Brief - List each line of the data that holds the string "placeholder", please.

Collected data -
════════

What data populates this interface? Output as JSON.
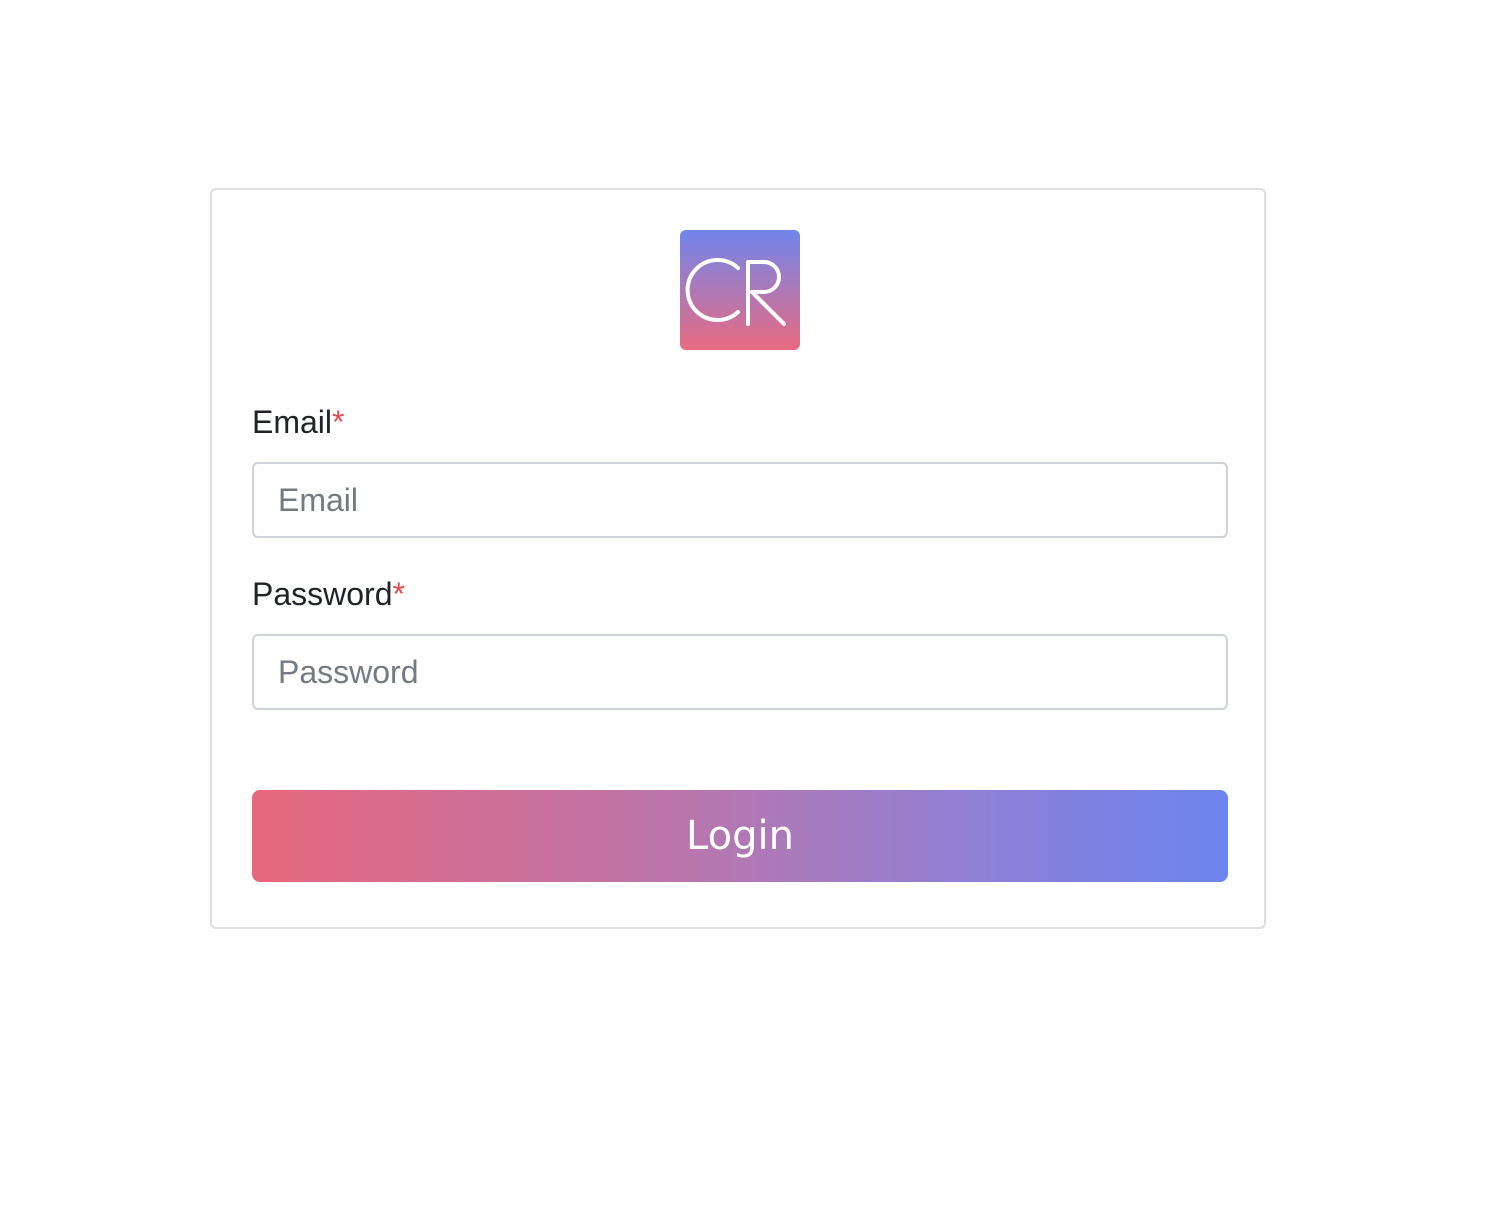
{
  "logo": {
    "text": "CR",
    "gradient_top": "#6f85ec",
    "gradient_bottom": "#e86a80"
  },
  "form": {
    "email": {
      "label": "Email",
      "required_mark": "*",
      "placeholder": "Email",
      "value": ""
    },
    "password": {
      "label": "Password",
      "required_mark": "*",
      "placeholder": "Password",
      "value": ""
    },
    "login_label": "Login"
  },
  "colors": {
    "required": "#e5484d",
    "button_gradient_start": "#e8687d",
    "button_gradient_end": "#6d84f0"
  }
}
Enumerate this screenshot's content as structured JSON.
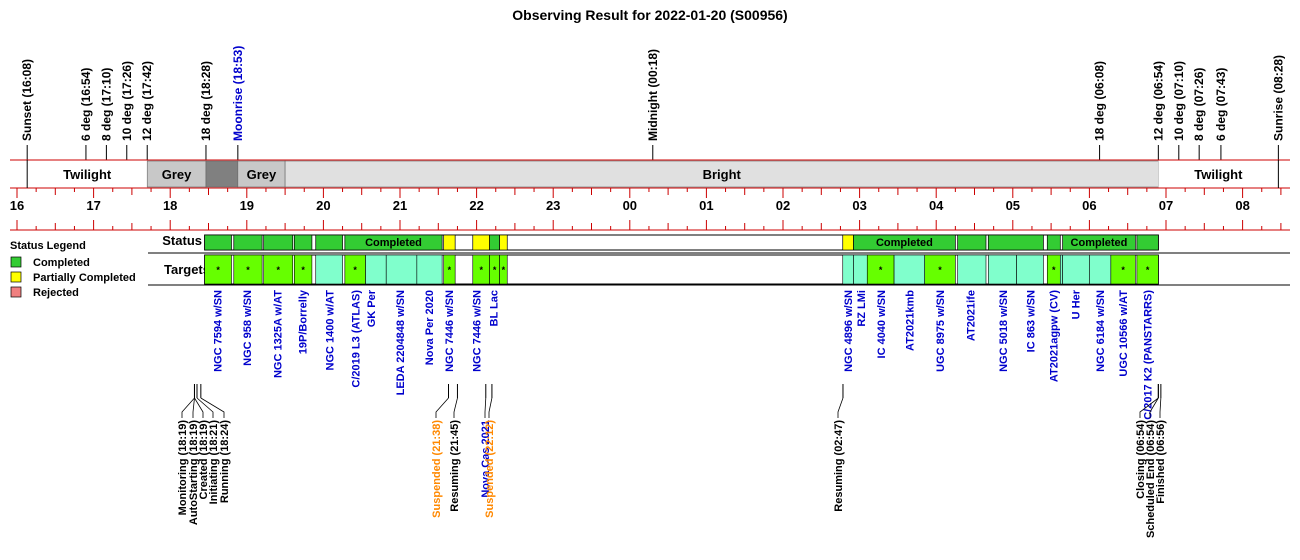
{
  "title": "Observing Result for 2022-01-20 (S00956)",
  "colors": {
    "completed": "#33cc33",
    "partial": "#ffff00",
    "rejected": "#f08080",
    "target_completed": "#66ff00",
    "target_partial": "#80ffcc",
    "twilight_bg": "#ffffff",
    "grey_bg": "#c8c8c8",
    "dark_bg": "#808080",
    "bright_bg": "#e0e0e0",
    "red_line": "#cc0000",
    "link_text": "#0000cc",
    "suspended_text": "#ff8800"
  },
  "chart_data": {
    "type": "timeline",
    "x_unit": "hour (local time)",
    "x_range": [
      15.9,
      8.75
    ],
    "hour_ticks": [
      "16",
      "17",
      "18",
      "19",
      "20",
      "21",
      "22",
      "23",
      "00",
      "01",
      "02",
      "03",
      "04",
      "05",
      "06",
      "07",
      "08"
    ],
    "top_events": [
      {
        "t": 16.133,
        "label": "Sunset (16:08)",
        "color": "#000000"
      },
      {
        "t": 16.9,
        "label": "6 deg (16:54)",
        "color": "#000000"
      },
      {
        "t": 17.167,
        "label": "8 deg (17:10)",
        "color": "#000000"
      },
      {
        "t": 17.433,
        "label": "10 deg (17:26)",
        "color": "#000000"
      },
      {
        "t": 17.7,
        "label": "12 deg (17:42)",
        "color": "#000000"
      },
      {
        "t": 18.467,
        "label": "18 deg (18:28)",
        "color": "#000000"
      },
      {
        "t": 18.883,
        "label": "Moonrise (18:53)",
        "color": "#0000cc"
      },
      {
        "t": 24.3,
        "label": "Midnight (00:18)",
        "color": "#000000"
      },
      {
        "t": 30.133,
        "label": "18 deg (06:08)",
        "color": "#000000"
      },
      {
        "t": 30.9,
        "label": "12 deg (06:54)",
        "color": "#000000"
      },
      {
        "t": 31.167,
        "label": "10 deg (07:10)",
        "color": "#000000"
      },
      {
        "t": 31.433,
        "label": "8 deg (07:26)",
        "color": "#000000"
      },
      {
        "t": 31.717,
        "label": "6 deg (07:43)",
        "color": "#000000"
      },
      {
        "t": 32.467,
        "label": "Sunrise (08:28)",
        "color": "#000000"
      }
    ],
    "sky_segments": [
      {
        "start": 16.133,
        "end": 17.7,
        "label": "Twilight",
        "kind": "twilight"
      },
      {
        "start": 17.7,
        "end": 18.467,
        "label": "Grey",
        "kind": "grey"
      },
      {
        "start": 18.467,
        "end": 18.883,
        "label": "",
        "kind": "dark"
      },
      {
        "start": 18.883,
        "end": 19.5,
        "label": "Grey",
        "kind": "grey"
      },
      {
        "start": 19.5,
        "end": 30.9,
        "label": "Bright",
        "kind": "bright"
      },
      {
        "start": 30.9,
        "end": 32.467,
        "label": "Twilight",
        "kind": "twilight"
      }
    ],
    "legend": {
      "title": "Status Legend",
      "items": [
        {
          "label": "Completed",
          "key": "completed"
        },
        {
          "label": "Partially Completed",
          "key": "partial"
        },
        {
          "label": "Rejected",
          "key": "rejected"
        }
      ]
    },
    "row_labels": {
      "status": "Status",
      "targets": "Targets"
    },
    "status_blocks": [
      {
        "start": 18.45,
        "end": 18.8,
        "status": "completed",
        "label": ""
      },
      {
        "start": 18.83,
        "end": 19.2,
        "status": "completed",
        "label": ""
      },
      {
        "start": 19.22,
        "end": 19.6,
        "status": "completed",
        "label": ""
      },
      {
        "start": 19.62,
        "end": 19.85,
        "status": "completed",
        "label": ""
      },
      {
        "start": 19.9,
        "end": 20.25,
        "status": "completed",
        "label": ""
      },
      {
        "start": 20.28,
        "end": 21.55,
        "status": "completed",
        "label": "Completed"
      },
      {
        "start": 21.57,
        "end": 21.72,
        "status": "partial",
        "label": ""
      },
      {
        "start": 21.95,
        "end": 22.17,
        "status": "partial",
        "label": ""
      },
      {
        "start": 22.17,
        "end": 22.3,
        "status": "completed",
        "label": ""
      },
      {
        "start": 22.3,
        "end": 22.4,
        "status": "partial",
        "label": ""
      },
      {
        "start": 26.78,
        "end": 26.92,
        "status": "partial",
        "label": ""
      },
      {
        "start": 26.92,
        "end": 28.25,
        "status": "completed",
        "label": "Completed"
      },
      {
        "start": 28.28,
        "end": 28.65,
        "status": "completed",
        "label": ""
      },
      {
        "start": 28.68,
        "end": 29.4,
        "status": "completed",
        "label": ""
      },
      {
        "start": 29.45,
        "end": 29.62,
        "status": "completed",
        "label": ""
      },
      {
        "start": 29.65,
        "end": 30.6,
        "status": "completed",
        "label": "Completed"
      },
      {
        "start": 30.62,
        "end": 30.9,
        "status": "completed",
        "label": ""
      }
    ],
    "target_blocks": [
      {
        "start": 18.45,
        "end": 18.8,
        "kind": "completed",
        "star": true
      },
      {
        "start": 18.83,
        "end": 19.2,
        "kind": "completed",
        "star": true
      },
      {
        "start": 19.22,
        "end": 19.6,
        "kind": "completed",
        "star": true
      },
      {
        "start": 19.62,
        "end": 19.85,
        "kind": "completed",
        "star": true
      },
      {
        "start": 19.9,
        "end": 20.25,
        "kind": "partial",
        "star": false
      },
      {
        "start": 20.28,
        "end": 20.55,
        "kind": "completed",
        "star": true
      },
      {
        "start": 20.55,
        "end": 20.82,
        "kind": "partial",
        "star": false
      },
      {
        "start": 20.82,
        "end": 21.22,
        "kind": "partial",
        "star": false
      },
      {
        "start": 21.22,
        "end": 21.55,
        "kind": "partial",
        "star": false
      },
      {
        "start": 21.57,
        "end": 21.72,
        "kind": "completed",
        "star": true
      },
      {
        "start": 21.95,
        "end": 22.17,
        "kind": "completed",
        "star": true
      },
      {
        "start": 22.17,
        "end": 22.3,
        "kind": "completed",
        "star": true
      },
      {
        "start": 22.3,
        "end": 22.4,
        "kind": "completed",
        "star": true
      },
      {
        "start": 26.78,
        "end": 26.92,
        "kind": "partial",
        "star": false
      },
      {
        "start": 26.92,
        "end": 27.1,
        "kind": "partial",
        "star": false
      },
      {
        "start": 27.1,
        "end": 27.45,
        "kind": "completed",
        "star": true
      },
      {
        "start": 27.45,
        "end": 27.85,
        "kind": "partial",
        "star": false
      },
      {
        "start": 27.85,
        "end": 28.25,
        "kind": "completed",
        "star": true
      },
      {
        "start": 28.28,
        "end": 28.65,
        "kind": "partial",
        "star": false
      },
      {
        "start": 28.68,
        "end": 29.05,
        "kind": "partial",
        "star": false
      },
      {
        "start": 29.05,
        "end": 29.4,
        "kind": "partial",
        "star": false
      },
      {
        "start": 29.45,
        "end": 29.62,
        "kind": "completed",
        "star": true
      },
      {
        "start": 29.62,
        "end": 29.65,
        "kind": "partial",
        "star": false
      },
      {
        "start": 29.65,
        "end": 30.0,
        "kind": "partial",
        "star": false
      },
      {
        "start": 30.0,
        "end": 30.28,
        "kind": "partial",
        "star": false
      },
      {
        "start": 30.28,
        "end": 30.6,
        "kind": "completed",
        "star": true
      },
      {
        "start": 30.62,
        "end": 30.9,
        "kind": "completed",
        "star": true
      }
    ],
    "star_glyph": "*",
    "target_labels": [
      {
        "t": 18.62,
        "label": "NGC 7594 w/SN"
      },
      {
        "t": 19.0,
        "label": "NGC 958  w/SN"
      },
      {
        "t": 19.4,
        "label": "NGC 1325A w/AT"
      },
      {
        "t": 19.73,
        "label": "19P/Borrelly"
      },
      {
        "t": 20.08,
        "label": "NGC 1400 w/AT"
      },
      {
        "t": 20.42,
        "label": "C/2019 L3 (ATLAS)"
      },
      {
        "t": 20.62,
        "label": "GK Per"
      },
      {
        "t": 21.0,
        "label": "LEDA 2204848 w/SN"
      },
      {
        "t": 21.38,
        "label": "Nova Per 2020"
      },
      {
        "t": 21.64,
        "label": "NGC 7446 w/SN"
      },
      {
        "t": 22.0,
        "label": "NGC 7446 w/SN"
      },
      {
        "t": 22.22,
        "label": "BL Lac"
      },
      {
        "t": 26.85,
        "label": "NGC 4896 w/SN"
      },
      {
        "t": 27.02,
        "label": "RZ LMi"
      },
      {
        "t": 27.28,
        "label": "IC 4040 w/SN"
      },
      {
        "t": 27.65,
        "label": "AT2021kmb"
      },
      {
        "t": 28.05,
        "label": "UGC 8975 w/SN"
      },
      {
        "t": 28.45,
        "label": "AT2021ife"
      },
      {
        "t": 28.87,
        "label": "NGC 5018 w/SN"
      },
      {
        "t": 29.23,
        "label": "IC 863  w/SN"
      },
      {
        "t": 29.53,
        "label": "AT2021agpw (CV)"
      },
      {
        "t": 29.82,
        "label": "U Her"
      },
      {
        "t": 30.14,
        "label": "NGC 6184 w/SN"
      },
      {
        "t": 30.44,
        "label": "UGC 10566 w/AT"
      },
      {
        "t": 30.76,
        "label": "C/2017 K2 (PANSTARRS)"
      }
    ],
    "bottom_events": [
      {
        "t": 18.317,
        "label": "Monitoring (18:19)",
        "color": "#000000"
      },
      {
        "t": 18.317,
        "label": "AutoStarting (18:19)",
        "color": "#000000"
      },
      {
        "t": 18.317,
        "label": "Created (18:19)",
        "color": "#000000"
      },
      {
        "t": 18.35,
        "label": "Initiating (18:21)",
        "color": "#000000"
      },
      {
        "t": 18.4,
        "label": "Running (18:24)",
        "color": "#000000"
      },
      {
        "t": 21.633,
        "label": "Suspended (21:38)",
        "color": "#ff8800"
      },
      {
        "t": 21.75,
        "label": "Resuming (21:45)",
        "color": "#000000"
      },
      {
        "t": 22.12,
        "label": "Nova Cas 2021",
        "color": "#0000cc"
      },
      {
        "t": 22.2,
        "label": "Suspended (22:12)",
        "color": "#ff8800"
      },
      {
        "t": 26.783,
        "label": "Resuming (02:47)",
        "color": "#000000"
      },
      {
        "t": 30.9,
        "label": "Closing (06:54)",
        "color": "#000000"
      },
      {
        "t": 30.9,
        "label": "Scheduled End (06:54)",
        "color": "#000000"
      },
      {
        "t": 30.933,
        "label": "Finished (06:56)",
        "color": "#000000"
      }
    ]
  }
}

════════

Solution for this task -
      "placeholder": "Email",
      "placeholder": "Password",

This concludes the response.